- **WHAT YOU WILL DO**:
Report all lines holding "Kuesel".

- **LISTED RECORDS**:
[BEGIN]
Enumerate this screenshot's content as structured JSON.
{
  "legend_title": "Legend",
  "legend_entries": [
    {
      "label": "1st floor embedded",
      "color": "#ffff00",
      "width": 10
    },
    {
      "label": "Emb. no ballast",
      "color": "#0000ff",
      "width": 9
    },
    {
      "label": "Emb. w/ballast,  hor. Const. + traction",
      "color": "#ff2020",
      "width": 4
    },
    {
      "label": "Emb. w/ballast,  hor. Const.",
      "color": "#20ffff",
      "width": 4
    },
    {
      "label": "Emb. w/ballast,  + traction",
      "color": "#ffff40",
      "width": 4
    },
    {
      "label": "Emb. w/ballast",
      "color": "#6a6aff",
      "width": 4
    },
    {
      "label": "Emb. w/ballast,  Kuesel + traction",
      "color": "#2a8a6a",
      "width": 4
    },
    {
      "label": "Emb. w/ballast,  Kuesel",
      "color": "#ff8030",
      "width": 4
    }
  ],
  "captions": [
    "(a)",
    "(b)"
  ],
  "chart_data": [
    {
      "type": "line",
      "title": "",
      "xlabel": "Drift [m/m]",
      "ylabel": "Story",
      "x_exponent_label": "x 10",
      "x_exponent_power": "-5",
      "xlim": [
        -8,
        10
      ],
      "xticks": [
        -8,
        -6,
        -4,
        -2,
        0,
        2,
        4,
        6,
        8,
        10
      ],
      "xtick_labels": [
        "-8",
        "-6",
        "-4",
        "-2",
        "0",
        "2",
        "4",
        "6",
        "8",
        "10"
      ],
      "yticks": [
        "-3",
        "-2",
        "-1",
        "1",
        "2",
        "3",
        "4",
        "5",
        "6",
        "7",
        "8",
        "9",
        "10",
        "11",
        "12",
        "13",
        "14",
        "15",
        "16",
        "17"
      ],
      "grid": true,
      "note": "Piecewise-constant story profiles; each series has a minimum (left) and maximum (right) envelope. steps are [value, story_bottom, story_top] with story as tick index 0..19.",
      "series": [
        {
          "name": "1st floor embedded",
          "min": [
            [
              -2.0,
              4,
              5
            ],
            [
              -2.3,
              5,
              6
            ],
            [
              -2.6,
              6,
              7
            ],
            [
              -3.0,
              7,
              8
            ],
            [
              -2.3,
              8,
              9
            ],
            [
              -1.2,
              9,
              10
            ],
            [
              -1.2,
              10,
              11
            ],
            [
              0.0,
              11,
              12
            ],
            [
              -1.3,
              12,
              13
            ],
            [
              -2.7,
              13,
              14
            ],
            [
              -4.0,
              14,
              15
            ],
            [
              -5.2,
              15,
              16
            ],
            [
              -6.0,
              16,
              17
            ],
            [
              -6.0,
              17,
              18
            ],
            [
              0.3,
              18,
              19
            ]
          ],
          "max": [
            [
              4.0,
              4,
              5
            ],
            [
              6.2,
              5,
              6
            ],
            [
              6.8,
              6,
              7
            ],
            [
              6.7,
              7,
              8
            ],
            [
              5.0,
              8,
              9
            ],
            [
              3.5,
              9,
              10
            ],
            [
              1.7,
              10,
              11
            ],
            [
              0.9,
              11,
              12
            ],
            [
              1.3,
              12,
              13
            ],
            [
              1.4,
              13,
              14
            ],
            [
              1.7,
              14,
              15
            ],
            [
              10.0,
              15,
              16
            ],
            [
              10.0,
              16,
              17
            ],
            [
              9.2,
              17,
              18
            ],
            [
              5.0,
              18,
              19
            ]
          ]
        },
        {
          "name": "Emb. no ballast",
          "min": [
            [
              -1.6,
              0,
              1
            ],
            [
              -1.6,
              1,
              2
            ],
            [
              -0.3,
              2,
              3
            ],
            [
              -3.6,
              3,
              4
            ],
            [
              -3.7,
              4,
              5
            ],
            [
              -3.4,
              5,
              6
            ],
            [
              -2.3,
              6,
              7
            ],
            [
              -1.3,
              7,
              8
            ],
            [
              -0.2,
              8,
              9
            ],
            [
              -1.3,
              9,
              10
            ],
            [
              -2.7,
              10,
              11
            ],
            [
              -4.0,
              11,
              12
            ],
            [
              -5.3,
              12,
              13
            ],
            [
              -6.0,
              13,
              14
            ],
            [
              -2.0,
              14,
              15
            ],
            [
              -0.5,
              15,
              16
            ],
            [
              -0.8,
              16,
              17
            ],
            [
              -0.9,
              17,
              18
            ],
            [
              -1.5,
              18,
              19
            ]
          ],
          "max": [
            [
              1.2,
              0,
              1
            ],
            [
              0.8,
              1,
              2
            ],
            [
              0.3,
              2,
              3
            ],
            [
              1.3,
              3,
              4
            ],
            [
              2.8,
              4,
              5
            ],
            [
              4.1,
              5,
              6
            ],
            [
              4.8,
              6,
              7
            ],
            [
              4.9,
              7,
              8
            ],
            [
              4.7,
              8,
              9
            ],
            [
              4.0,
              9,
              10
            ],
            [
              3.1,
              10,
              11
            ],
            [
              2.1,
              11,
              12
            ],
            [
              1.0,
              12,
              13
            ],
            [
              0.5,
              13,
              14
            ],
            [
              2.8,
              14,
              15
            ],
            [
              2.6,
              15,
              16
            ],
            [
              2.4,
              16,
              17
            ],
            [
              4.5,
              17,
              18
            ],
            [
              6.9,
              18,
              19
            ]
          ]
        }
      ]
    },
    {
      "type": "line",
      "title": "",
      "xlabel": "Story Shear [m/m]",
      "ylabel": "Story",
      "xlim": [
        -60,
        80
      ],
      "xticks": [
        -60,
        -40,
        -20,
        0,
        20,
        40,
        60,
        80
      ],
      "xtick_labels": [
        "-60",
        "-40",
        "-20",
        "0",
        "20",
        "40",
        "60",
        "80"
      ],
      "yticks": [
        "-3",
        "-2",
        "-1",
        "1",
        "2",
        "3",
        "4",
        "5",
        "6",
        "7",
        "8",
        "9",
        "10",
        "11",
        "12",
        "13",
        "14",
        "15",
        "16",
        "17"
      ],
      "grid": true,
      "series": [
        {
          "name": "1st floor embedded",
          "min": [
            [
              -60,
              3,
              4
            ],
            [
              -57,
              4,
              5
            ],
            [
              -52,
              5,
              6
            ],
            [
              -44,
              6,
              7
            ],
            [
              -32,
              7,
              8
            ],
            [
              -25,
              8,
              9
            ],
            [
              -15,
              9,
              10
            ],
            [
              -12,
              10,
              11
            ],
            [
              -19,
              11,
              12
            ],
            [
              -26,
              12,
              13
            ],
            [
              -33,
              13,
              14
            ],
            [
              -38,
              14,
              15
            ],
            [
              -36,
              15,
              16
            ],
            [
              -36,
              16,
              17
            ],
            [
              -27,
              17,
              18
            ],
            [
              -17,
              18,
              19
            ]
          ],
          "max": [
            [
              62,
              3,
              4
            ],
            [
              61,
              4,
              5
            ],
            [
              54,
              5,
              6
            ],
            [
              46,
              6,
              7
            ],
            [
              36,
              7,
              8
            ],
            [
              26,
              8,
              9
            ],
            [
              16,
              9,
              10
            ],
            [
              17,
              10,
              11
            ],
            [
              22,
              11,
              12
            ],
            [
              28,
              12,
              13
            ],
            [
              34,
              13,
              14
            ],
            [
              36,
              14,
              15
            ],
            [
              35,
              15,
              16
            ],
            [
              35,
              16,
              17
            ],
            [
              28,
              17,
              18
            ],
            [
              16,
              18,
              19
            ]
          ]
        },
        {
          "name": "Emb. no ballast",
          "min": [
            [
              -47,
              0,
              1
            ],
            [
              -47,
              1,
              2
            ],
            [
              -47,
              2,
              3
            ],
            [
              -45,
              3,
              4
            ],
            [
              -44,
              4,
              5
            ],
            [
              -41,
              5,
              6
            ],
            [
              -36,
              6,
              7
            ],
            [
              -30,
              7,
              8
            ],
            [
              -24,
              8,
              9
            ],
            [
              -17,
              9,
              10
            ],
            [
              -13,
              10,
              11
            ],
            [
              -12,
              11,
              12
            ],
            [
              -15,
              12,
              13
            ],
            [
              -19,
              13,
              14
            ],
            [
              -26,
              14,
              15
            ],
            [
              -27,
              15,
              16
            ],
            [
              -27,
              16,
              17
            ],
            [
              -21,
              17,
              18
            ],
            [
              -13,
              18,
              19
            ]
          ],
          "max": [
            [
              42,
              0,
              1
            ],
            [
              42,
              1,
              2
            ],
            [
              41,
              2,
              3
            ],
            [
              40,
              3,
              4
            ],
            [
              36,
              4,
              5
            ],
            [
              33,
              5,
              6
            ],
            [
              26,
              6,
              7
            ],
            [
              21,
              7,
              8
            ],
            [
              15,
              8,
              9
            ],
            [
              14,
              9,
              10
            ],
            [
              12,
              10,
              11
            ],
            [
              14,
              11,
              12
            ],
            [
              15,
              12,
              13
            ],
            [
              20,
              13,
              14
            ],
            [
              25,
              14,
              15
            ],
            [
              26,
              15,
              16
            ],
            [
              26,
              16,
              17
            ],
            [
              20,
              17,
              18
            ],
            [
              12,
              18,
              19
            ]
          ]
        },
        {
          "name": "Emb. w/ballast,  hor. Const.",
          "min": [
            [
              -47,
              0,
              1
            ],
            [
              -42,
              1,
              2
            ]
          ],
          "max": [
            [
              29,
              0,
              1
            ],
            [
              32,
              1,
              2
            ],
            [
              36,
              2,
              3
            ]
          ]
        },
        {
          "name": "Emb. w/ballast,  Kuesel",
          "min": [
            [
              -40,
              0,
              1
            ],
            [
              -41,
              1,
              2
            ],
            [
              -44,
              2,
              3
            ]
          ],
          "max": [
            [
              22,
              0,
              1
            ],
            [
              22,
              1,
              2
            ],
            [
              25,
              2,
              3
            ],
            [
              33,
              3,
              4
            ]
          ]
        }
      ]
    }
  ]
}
[END]
- **TASK SOLUTION**:
      "label": "Emb. w/ballast,  Kuesel + traction",
      "label": "Emb. w/ballast,  Kuesel",
          "name": "Emb. w/ballast,  Kuesel",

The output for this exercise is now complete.